Dataset items:
☆ ☆ ☆ ☆ ☆

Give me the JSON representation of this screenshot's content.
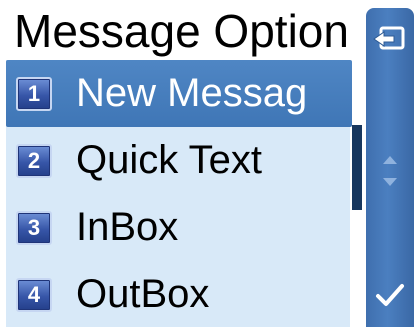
{
  "header": {
    "title": "Message Option"
  },
  "menu": {
    "items": [
      {
        "number": "1",
        "label": "New Messag",
        "selected": true
      },
      {
        "number": "2",
        "label": "Quick Text",
        "selected": false
      },
      {
        "number": "3",
        "label": "InBox",
        "selected": false
      },
      {
        "number": "4",
        "label": "OutBox",
        "selected": false
      }
    ]
  },
  "softkeys": {
    "top_icon": "back-icon",
    "middle_icon": "up-down-arrows-icon",
    "bottom_icon": "checkmark-icon"
  },
  "colors": {
    "list_background": "#d8e9f8",
    "selection": "#4a80c2",
    "softbar": "#4778b8",
    "number_badge": "#3756a8"
  }
}
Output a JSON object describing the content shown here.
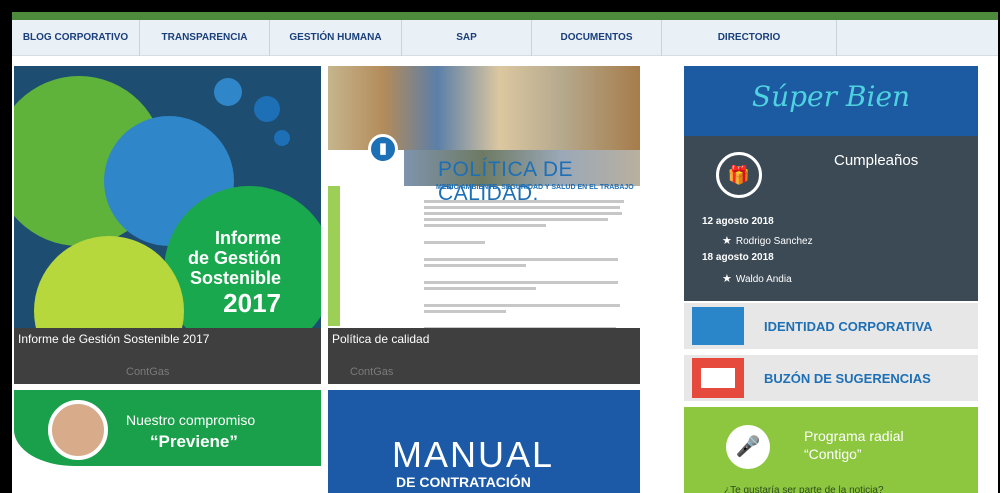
{
  "nav": {
    "items": [
      "BLOG CORPORATIVO",
      "TRANSPARENCIA",
      "GESTIÓN HUMANA",
      "SAP",
      "DOCUMENTOS",
      "DIRECTORIO"
    ]
  },
  "informe": {
    "image_line1": "Informe",
    "image_line2": "de Gestión",
    "image_line3": "Sostenible",
    "image_year": "2017",
    "caption": "Informe de Gestión Sostenible 2017",
    "logo": "ContGas"
  },
  "politica": {
    "title": "POLÍTICA DE CALIDAD,",
    "subtitle": "MEDIO AMBIENTE, SEGURIDAD Y SALUD EN EL TRABAJO",
    "caption": "Política de calidad",
    "logo": "ContGas"
  },
  "superbien": {
    "label": "Súper Bien"
  },
  "cumpleanos": {
    "title": "Cumpleaños",
    "entries": [
      {
        "date": "12 agosto 2018",
        "name": "Rodrigo Sanchez"
      },
      {
        "date": "18 agosto 2018",
        "name": "Waldo Andia"
      }
    ]
  },
  "identidad": {
    "label": "IDENTIDAD CORPORATIVA"
  },
  "buzon": {
    "label": "BUZÓN DE SUGERENCIAS"
  },
  "radio": {
    "line1": "Programa radial",
    "line2": "“Contigo”",
    "cut_text": "¿Te gustaría ser parte de la noticia?"
  },
  "compromiso": {
    "line1": "Nuestro compromiso",
    "line2": "“Previene”"
  },
  "manual": {
    "line1": "MANUAL",
    "line2": "DE CONTRATACIÓN"
  },
  "colors": {
    "nav_bg": "#e9f0f6",
    "nav_text": "#1a3f7a",
    "top_strip": "#4e8a3c",
    "caption_bg": "#3f3f3f",
    "superbien_bg": "#1c5aa2",
    "cumple_bg": "#3c4a56",
    "radio_bg": "#8dc63f",
    "manual_bg": "#1c59a6",
    "compromiso_green": "#1aa04a"
  },
  "icons": [
    "gift-icon",
    "star-icon",
    "people-icon",
    "envelope-icon",
    "microphone-icon",
    "document-icon",
    "heart-icon"
  ]
}
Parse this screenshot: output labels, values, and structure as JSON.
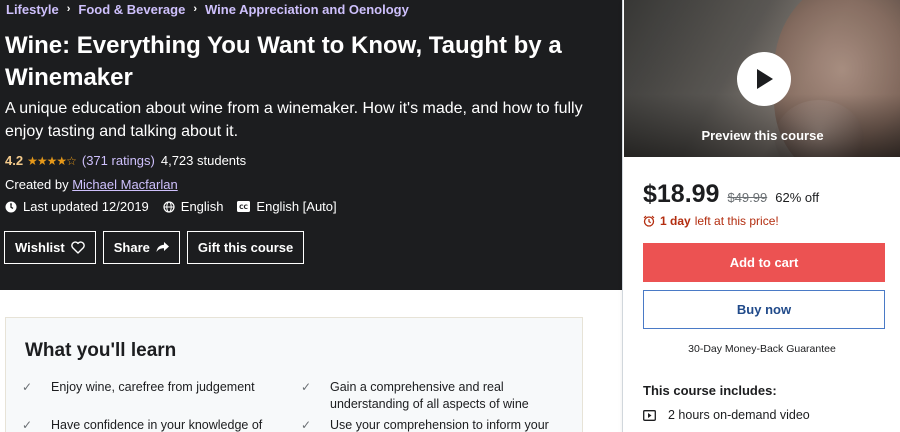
{
  "breadcrumb": {
    "items": [
      "Lifestyle",
      "Food & Beverage",
      "Wine Appreciation and Oenology"
    ],
    "separator": "›"
  },
  "course": {
    "title": "Wine: Everything You Want to Know, Taught by a Winemaker",
    "subtitle": "A unique education about wine from a winemaker. How it's made, and how to fully enjoy tasting and talking about it.",
    "rating": "4.2",
    "rating_value": 4.2,
    "rating_max": 5,
    "stars_glyphs": "★★★★☆",
    "ratings_count": "(371 ratings)",
    "students": "4,723 students",
    "created_by_label": "Created by",
    "instructor": "Michael Macfarlan",
    "last_updated": "Last updated 12/2019",
    "language": "English",
    "captions": "English [Auto]"
  },
  "actions": {
    "wishlist": "Wishlist",
    "share": "Share",
    "gift": "Gift this course"
  },
  "learn": {
    "heading": "What you'll learn",
    "items": [
      "Enjoy wine, carefree from judgement",
      "Gain a comprehensive and real understanding of all aspects of wine",
      "Have confidence in your knowledge of wine",
      "Use your comprehension to inform your"
    ]
  },
  "sidebar": {
    "preview_label": "Preview this course",
    "price": "$18.99",
    "original_price": "$49.99",
    "discount": "62% off",
    "urgency_bold": "1 day",
    "urgency_rest": "left at this price!",
    "add_to_cart": "Add to cart",
    "buy_now": "Buy now",
    "guarantee": "30-Day Money-Back Guarantee",
    "includes_title": "This course includes:",
    "includes": [
      "2 hours on-demand video"
    ]
  },
  "colors": {
    "hero_bg": "#1c1d1f",
    "link_purple": "#cec0fc",
    "star": "#e59819",
    "rating_num": "#f3ca8c",
    "cart_red": "#ec5252",
    "urgency_red": "#b32d0f"
  },
  "icons": [
    "heart-icon",
    "share-arrow-icon",
    "clock-icon",
    "globe-icon",
    "cc-icon",
    "play-icon",
    "alarm-icon",
    "video-icon",
    "check-icon"
  ]
}
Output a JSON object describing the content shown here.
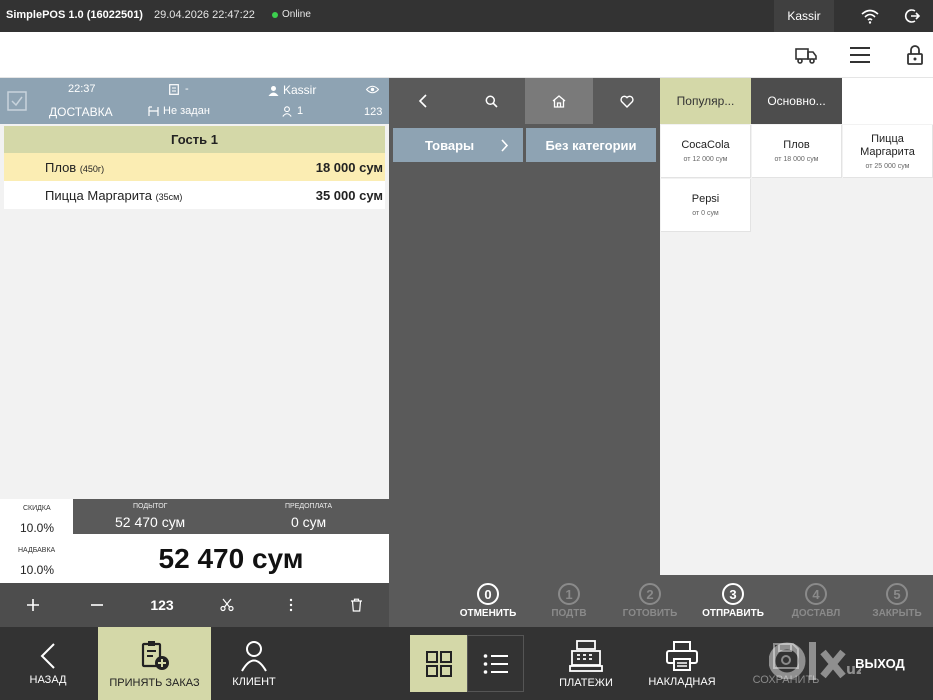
{
  "app": {
    "title": "SimplePOS 1.0 (16022501)",
    "datetime": "29.04.2026 22:47:22",
    "status": "Online",
    "status_color": "#3ccf4e",
    "user": "Kassir"
  },
  "order_header": {
    "time": "22:37",
    "order_type": "ДОСТАВКА",
    "doc_value": "-",
    "table": "Не задан",
    "waiter": "Kassir",
    "guests": "1",
    "number": "123"
  },
  "order": {
    "guest_label": "Гость 1",
    "items": [
      {
        "name": "Плов",
        "portion": "(450г)",
        "price": "18 000 сум"
      },
      {
        "name": "Пицца Маргарита",
        "portion": "(35см)",
        "price": "35 000 сум"
      }
    ]
  },
  "totals": {
    "discount_label": "СКИДКА",
    "discount_value": "10.0%",
    "markup_label": "НАДБАВКА",
    "markup_value": "10.0%",
    "subtotal_label": "ПОДЫТОГ",
    "subtotal_value": "52 470 сум",
    "prepay_label": "ПРЕДОПЛАТА",
    "prepay_value": "0 сум",
    "grand_total": "52 470 сум"
  },
  "order_actions": {
    "numpad_label": "123"
  },
  "categories": [
    {
      "label": "Товары"
    },
    {
      "label": "Без категории"
    }
  ],
  "product_tabs": [
    {
      "label": "Популяр...",
      "active": true
    },
    {
      "label": "Основно...",
      "active": false
    }
  ],
  "products": [
    {
      "name": "CocaCola",
      "price": "от 12 000 сум"
    },
    {
      "name": "Плов",
      "price": "от 18 000 сум"
    },
    {
      "name": "Пицца Маргарита",
      "price": "от 25 000 сум"
    },
    {
      "name": "Pepsi",
      "price": "от 0 сум"
    }
  ],
  "steps": [
    {
      "num": "0",
      "label": "ОТМЕНИТЬ",
      "enabled": true
    },
    {
      "num": "1",
      "label": "ПОДТВ",
      "enabled": false
    },
    {
      "num": "2",
      "label": "ГОТОВИТЬ",
      "enabled": false
    },
    {
      "num": "3",
      "label": "ОТПРАВИТЬ",
      "enabled": true
    },
    {
      "num": "4",
      "label": "ДОСТАВЛ",
      "enabled": false
    },
    {
      "num": "5",
      "label": "ЗАКРЫТЬ",
      "enabled": false
    }
  ],
  "bottom": {
    "back": "НАЗАД",
    "accept": "ПРИНЯТЬ ЗАКАЗ",
    "client": "КЛИЕНТ",
    "payments": "ПЛАТЕЖИ",
    "invoice": "НАКЛАДНАЯ",
    "save": "СОХРАНИТЬ",
    "exit": "ВЫХОД"
  },
  "colors": {
    "accent": "#d4d8a8",
    "header_blue": "#8ea3b3",
    "dark": "#333333",
    "panel": "#5a5a5a"
  }
}
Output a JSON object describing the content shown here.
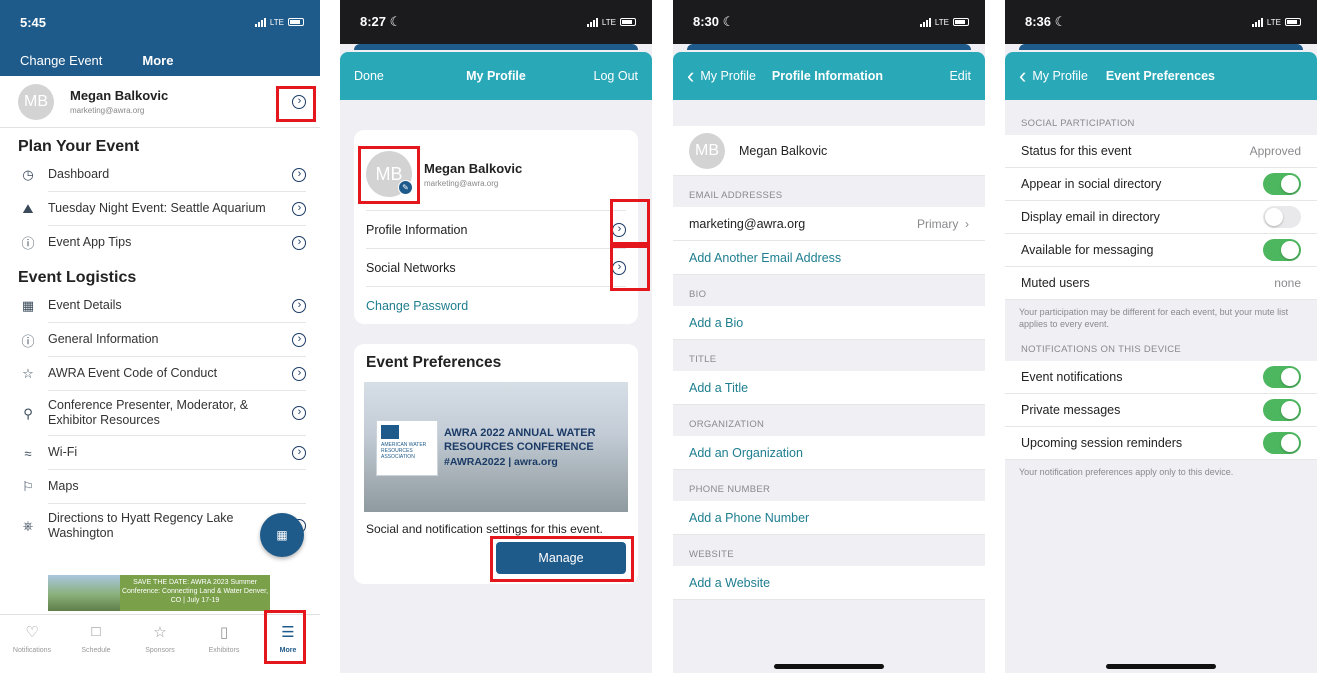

☆ ☆ ☆ ☆ ☆

**Exercise aim:** Make an exact copy of all entries above, dropping the images.

**Reply to the task:**
Give me the JSON representation of this screenshot's content.
{
  "header": {
    "title": "Message Option"
  },
  "menu": {
    "items": [
      {
        "number": "1",
        "label": "New Messag",
        "selected": true
      },
      {
        "number": "2",
        "label": "Quick Text",
        "selected": false
      },
      {
        "number": "3",
        "label": "InBox",
        "selected": false
      },
      {
        "number": "4",
        "label": "OutBox",
        "selected": false
      }
    ]
  },
  "softkeys": {
    "top_icon": "back-icon",
    "middle_icon": "up-down-arrows-icon",
    "bottom_icon": "checkmark-icon"
  },
  "colors": {
    "list_background": "#d8e9f8",
    "selection": "#4a80c2",
    "softbar": "#4778b8",
    "number_badge": "#3756a8"
  }
}
Output a JSON object describing the content shown here.
{
  "nav": {
    "items": [
      "BLOG CORPORATIVO",
      "TRANSPARENCIA",
      "GESTIÓN HUMANA",
      "SAP",
      "DOCUMENTOS",
      "DIRECTORIO"
    ]
  },
  "informe": {
    "image_line1": "Informe",
    "image_line2": "de Gestión",
    "image_line3": "Sostenible",
    "image_year": "2017",
    "caption": "Informe de Gestión Sostenible 2017",
    "logo": "ContGas"
  },
  "politica": {
    "title": "POLÍTICA DE CALIDAD,",
    "subtitle": "MEDIO AMBIENTE, SEGURIDAD Y SALUD EN EL TRABAJO",
    "caption": "Política de calidad",
    "logo": "ContGas"
  },
  "superbien": {
    "label": "Súper Bien"
  },
  "cumpleanos": {
    "title": "Cumpleaños",
    "entries": [
      {
        "date": "12 agosto 2018",
        "name": "Rodrigo Sanchez"
      },
      {
        "date": "18 agosto 2018",
        "name": "Waldo Andia"
      }
    ]
  },
  "identidad": {
    "label": "IDENTIDAD CORPORATIVA"
  },
  "buzon": {
    "label": "BUZÓN DE SUGERENCIAS"
  },
  "radio": {
    "line1": "Programa radial",
    "line2": "“Contigo”",
    "cut_text": "¿Te gustaría ser parte de la noticia?"
  },
  "compromiso": {
    "line1": "Nuestro compromiso",
    "line2": "“Previene”"
  },
  "manual": {
    "line1": "MANUAL",
    "line2": "DE CONTRATACIÓN"
  },
  "colors": {
    "nav_bg": "#e9f0f6",
    "nav_text": "#1a3f7a",
    "top_strip": "#4e8a3c",
    "caption_bg": "#3f3f3f",
    "superbien_bg": "#1c5aa2",
    "cumple_bg": "#3c4a56",
    "radio_bg": "#8dc63f",
    "manual_bg": "#1c59a6",
    "compromiso_green": "#1aa04a"
  },
  "icons": [
    "gift-icon",
    "star-icon",
    "people-icon",
    "envelope-icon",
    "microphone-icon",
    "document-icon",
    "heart-icon"
  ]
}
Parse this screenshot: output labels, values, and structure as JSON.
{
  "breadcrumb": {
    "items": [
      "Lifestyle",
      "Food & Beverage",
      "Wine Appreciation and Oenology"
    ],
    "separator": "›"
  },
  "course": {
    "title": "Wine: Everything You Want to Know, Taught by a Winemaker",
    "subtitle": "A unique education about wine from a winemaker. How it's made, and how to fully enjoy tasting and talking about it.",
    "rating": "4.2",
    "rating_value": 4.2,
    "rating_max": 5,
    "stars_glyphs": "★★★★☆",
    "ratings_count": "(371 ratings)",
    "students": "4,723 students",
    "created_by_label": "Created by",
    "instructor": "Michael Macfarlan",
    "last_updated": "Last updated 12/2019",
    "language": "English",
    "captions": "English [Auto]"
  },
  "actions": {
    "wishlist": "Wishlist",
    "share": "Share",
    "gift": "Gift this course"
  },
  "learn": {
    "heading": "What you'll learn",
    "items": [
      "Enjoy wine, carefree from judgement",
      "Gain a comprehensive and real understanding of all aspects of wine",
      "Have confidence in your knowledge of wine",
      "Use your comprehension to inform your"
    ]
  },
  "sidebar": {
    "preview_label": "Preview this course",
    "price": "$18.99",
    "original_price": "$49.99",
    "discount": "62% off",
    "urgency_bold": "1 day",
    "urgency_rest": "left at this price!",
    "add_to_cart": "Add to cart",
    "buy_now": "Buy now",
    "guarantee": "30-Day Money-Back Guarantee",
    "includes_title": "This course includes:",
    "includes": [
      "2 hours on-demand video"
    ]
  },
  "colors": {
    "hero_bg": "#1c1d1f",
    "link_purple": "#cec0fc",
    "star": "#e59819",
    "rating_num": "#f3ca8c",
    "cart_red": "#ec5252",
    "urgency_red": "#b32d0f"
  },
  "icons": [
    "heart-icon",
    "share-arrow-icon",
    "clock-icon",
    "globe-icon",
    "cc-icon",
    "play-icon",
    "alarm-icon",
    "video-icon",
    "check-icon"
  ]
}
Output a JSON object describing the content shown here.
{
  "app": {
    "title": "SimplePOS 1.0 (16022501)",
    "datetime": "29.04.2026 22:47:22",
    "status": "Online",
    "status_color": "#3ccf4e",
    "user": "Kassir"
  },
  "order_header": {
    "time": "22:37",
    "order_type": "ДОСТАВКА",
    "doc_value": "-",
    "table": "Не задан",
    "waiter": "Kassir",
    "guests": "1",
    "number": "123"
  },
  "order": {
    "guest_label": "Гость 1",
    "items": [
      {
        "name": "Плов",
        "portion": "(450г)",
        "price": "18 000 сум"
      },
      {
        "name": "Пицца Маргарита",
        "portion": "(35см)",
        "price": "35 000 сум"
      }
    ]
  },
  "totals": {
    "discount_label": "СКИДКА",
    "discount_value": "10.0%",
    "markup_label": "НАДБАВКА",
    "markup_value": "10.0%",
    "subtotal_label": "ПОДЫТОГ",
    "subtotal_value": "52 470 сум",
    "prepay_label": "ПРЕДОПЛАТА",
    "prepay_value": "0 сум",
    "grand_total": "52 470 сум"
  },
  "order_actions": {
    "numpad_label": "123"
  },
  "categories": [
    {
      "label": "Товары"
    },
    {
      "label": "Без категории"
    }
  ],
  "product_tabs": [
    {
      "label": "Популяр...",
      "active": true
    },
    {
      "label": "Основно...",
      "active": false
    }
  ],
  "products": [
    {
      "name": "CocaCola",
      "price": "от 12 000 сум"
    },
    {
      "name": "Плов",
      "price": "от 18 000 сум"
    },
    {
      "name": "Пицца Маргарита",
      "price": "от 25 000 сум"
    },
    {
      "name": "Pepsi",
      "price": "от 0 сум"
    }
  ],
  "steps": [
    {
      "num": "0",
      "label": "ОТМЕНИТЬ",
      "enabled": true
    },
    {
      "num": "1",
      "label": "ПОДТВ",
      "enabled": false
    },
    {
      "num": "2",
      "label": "ГОТОВИТЬ",
      "enabled": false
    },
    {
      "num": "3",
      "label": "ОТПРАВИТЬ",
      "enabled": true
    },
    {
      "num": "4",
      "label": "ДОСТАВЛ",
      "enabled": false
    },
    {
      "num": "5",
      "label": "ЗАКРЫТЬ",
      "enabled": false
    }
  ],
  "bottom": {
    "back": "НАЗАД",
    "accept": "ПРИНЯТЬ ЗАКАЗ",
    "client": "КЛИЕНТ",
    "payments": "ПЛАТЕЖИ",
    "invoice": "НАКЛАДНАЯ",
    "save": "СОХРАНИТЬ",
    "exit": "ВЫХОД"
  },
  "colors": {
    "accent": "#d4d8a8",
    "header_blue": "#8ea3b3",
    "dark": "#333333",
    "panel": "#5a5a5a"
  }
}
Output a JSON object describing the content shown here.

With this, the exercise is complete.